Pull out each line of the records holding the string "your".

■ Records to use ■
* Begin *
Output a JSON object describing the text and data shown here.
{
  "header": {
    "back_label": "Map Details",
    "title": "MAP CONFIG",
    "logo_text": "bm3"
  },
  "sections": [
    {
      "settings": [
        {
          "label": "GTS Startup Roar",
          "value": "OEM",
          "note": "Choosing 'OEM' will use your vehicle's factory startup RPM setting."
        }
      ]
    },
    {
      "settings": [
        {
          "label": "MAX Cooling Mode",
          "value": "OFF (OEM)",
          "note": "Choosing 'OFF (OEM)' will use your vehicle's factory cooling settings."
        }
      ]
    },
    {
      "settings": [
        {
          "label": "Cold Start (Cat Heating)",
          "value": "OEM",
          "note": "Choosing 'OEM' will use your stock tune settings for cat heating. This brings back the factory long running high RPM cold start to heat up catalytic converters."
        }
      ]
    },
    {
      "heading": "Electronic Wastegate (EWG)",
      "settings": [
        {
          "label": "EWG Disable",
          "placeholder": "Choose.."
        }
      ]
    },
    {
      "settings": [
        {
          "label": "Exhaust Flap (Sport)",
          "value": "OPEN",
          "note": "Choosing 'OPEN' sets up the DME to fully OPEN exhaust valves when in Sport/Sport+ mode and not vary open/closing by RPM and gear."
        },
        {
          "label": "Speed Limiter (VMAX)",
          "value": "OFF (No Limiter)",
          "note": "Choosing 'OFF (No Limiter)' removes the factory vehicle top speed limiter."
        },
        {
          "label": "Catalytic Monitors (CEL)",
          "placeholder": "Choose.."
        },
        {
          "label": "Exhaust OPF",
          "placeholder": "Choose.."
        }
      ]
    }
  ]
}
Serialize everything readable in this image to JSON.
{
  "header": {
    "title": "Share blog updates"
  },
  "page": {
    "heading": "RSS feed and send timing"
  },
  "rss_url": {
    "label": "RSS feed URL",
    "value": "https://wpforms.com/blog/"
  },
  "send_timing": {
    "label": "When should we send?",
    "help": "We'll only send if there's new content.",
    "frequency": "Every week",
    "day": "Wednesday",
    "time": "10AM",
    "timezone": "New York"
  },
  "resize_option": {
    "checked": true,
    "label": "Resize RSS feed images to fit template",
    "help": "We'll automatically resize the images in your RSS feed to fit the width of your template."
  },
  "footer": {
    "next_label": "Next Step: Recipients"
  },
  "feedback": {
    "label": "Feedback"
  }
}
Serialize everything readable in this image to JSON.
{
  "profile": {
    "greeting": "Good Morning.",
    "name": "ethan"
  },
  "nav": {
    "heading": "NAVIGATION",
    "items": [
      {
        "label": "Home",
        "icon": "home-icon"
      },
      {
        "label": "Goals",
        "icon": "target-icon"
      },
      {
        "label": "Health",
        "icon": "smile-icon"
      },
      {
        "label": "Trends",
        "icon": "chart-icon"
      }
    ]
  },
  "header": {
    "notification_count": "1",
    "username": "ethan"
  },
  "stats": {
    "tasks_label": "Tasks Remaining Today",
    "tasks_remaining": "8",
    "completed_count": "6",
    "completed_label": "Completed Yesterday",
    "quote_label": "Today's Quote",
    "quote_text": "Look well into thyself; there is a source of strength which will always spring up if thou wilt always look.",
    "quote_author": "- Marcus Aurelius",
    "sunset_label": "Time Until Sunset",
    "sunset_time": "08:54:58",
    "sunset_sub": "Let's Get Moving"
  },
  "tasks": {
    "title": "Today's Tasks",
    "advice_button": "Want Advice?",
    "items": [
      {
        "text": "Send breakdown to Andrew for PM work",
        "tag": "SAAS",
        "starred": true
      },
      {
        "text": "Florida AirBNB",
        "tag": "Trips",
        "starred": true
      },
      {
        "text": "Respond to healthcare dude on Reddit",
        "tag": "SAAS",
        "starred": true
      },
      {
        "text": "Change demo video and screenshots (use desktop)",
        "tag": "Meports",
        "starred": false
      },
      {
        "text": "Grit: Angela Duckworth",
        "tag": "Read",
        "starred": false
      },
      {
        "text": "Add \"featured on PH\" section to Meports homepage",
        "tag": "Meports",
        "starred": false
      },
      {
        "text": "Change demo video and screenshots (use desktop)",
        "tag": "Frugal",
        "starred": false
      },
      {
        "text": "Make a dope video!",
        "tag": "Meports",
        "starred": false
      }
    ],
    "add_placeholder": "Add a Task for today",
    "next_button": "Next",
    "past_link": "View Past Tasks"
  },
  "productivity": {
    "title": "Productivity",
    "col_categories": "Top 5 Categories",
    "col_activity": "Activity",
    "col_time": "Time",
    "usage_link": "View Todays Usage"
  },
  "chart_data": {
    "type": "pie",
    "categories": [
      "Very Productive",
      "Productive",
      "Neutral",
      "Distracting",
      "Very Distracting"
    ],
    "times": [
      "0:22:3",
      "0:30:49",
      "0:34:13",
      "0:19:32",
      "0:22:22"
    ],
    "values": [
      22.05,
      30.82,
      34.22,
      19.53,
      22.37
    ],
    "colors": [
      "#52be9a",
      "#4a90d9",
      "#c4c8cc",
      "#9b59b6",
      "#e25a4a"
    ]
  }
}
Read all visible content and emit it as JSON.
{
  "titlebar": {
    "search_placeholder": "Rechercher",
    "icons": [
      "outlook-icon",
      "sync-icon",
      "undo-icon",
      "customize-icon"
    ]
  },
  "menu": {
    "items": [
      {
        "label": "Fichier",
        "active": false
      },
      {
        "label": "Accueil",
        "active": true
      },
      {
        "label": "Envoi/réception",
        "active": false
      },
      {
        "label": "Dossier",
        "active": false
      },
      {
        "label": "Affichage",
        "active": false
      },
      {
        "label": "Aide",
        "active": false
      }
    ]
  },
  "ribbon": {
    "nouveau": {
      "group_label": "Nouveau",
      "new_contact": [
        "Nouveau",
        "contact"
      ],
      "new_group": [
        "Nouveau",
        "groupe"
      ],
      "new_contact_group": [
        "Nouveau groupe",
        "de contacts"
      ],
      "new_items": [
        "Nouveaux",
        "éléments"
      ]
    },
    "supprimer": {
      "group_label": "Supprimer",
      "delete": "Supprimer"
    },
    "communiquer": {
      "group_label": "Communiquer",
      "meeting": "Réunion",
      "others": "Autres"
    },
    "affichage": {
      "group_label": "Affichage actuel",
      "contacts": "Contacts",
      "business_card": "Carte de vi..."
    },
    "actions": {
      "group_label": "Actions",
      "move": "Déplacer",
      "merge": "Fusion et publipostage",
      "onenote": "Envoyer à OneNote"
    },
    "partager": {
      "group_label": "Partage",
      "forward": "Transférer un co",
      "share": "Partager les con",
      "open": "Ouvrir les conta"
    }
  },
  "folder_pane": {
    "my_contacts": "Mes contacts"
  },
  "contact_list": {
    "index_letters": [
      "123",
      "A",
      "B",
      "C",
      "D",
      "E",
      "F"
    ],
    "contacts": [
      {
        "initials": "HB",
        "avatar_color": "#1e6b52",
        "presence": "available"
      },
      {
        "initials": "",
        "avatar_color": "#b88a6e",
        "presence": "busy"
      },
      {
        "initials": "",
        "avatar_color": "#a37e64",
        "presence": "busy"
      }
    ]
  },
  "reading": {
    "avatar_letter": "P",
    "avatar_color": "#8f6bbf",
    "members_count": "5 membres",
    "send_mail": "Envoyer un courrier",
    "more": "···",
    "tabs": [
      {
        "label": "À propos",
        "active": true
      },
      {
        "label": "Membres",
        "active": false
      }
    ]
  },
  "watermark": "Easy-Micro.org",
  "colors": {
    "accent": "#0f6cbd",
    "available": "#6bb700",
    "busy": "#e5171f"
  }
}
* End *
■ Output for this task ■
          "note": "Choosing 'OEM' will use your vehicle's factory startup RPM setting."
          "note": "Choosing 'OFF (OEM)' will use your vehicle's factory cooling settings."
          "note": "Choosing 'OEM' will use your stock tune settings for cat heating. This brings back the factory long running high RPM cold start to heat up catalytic converters."
    "help": "We'll automatically resize the images in your RSS feed to fit the width of your template."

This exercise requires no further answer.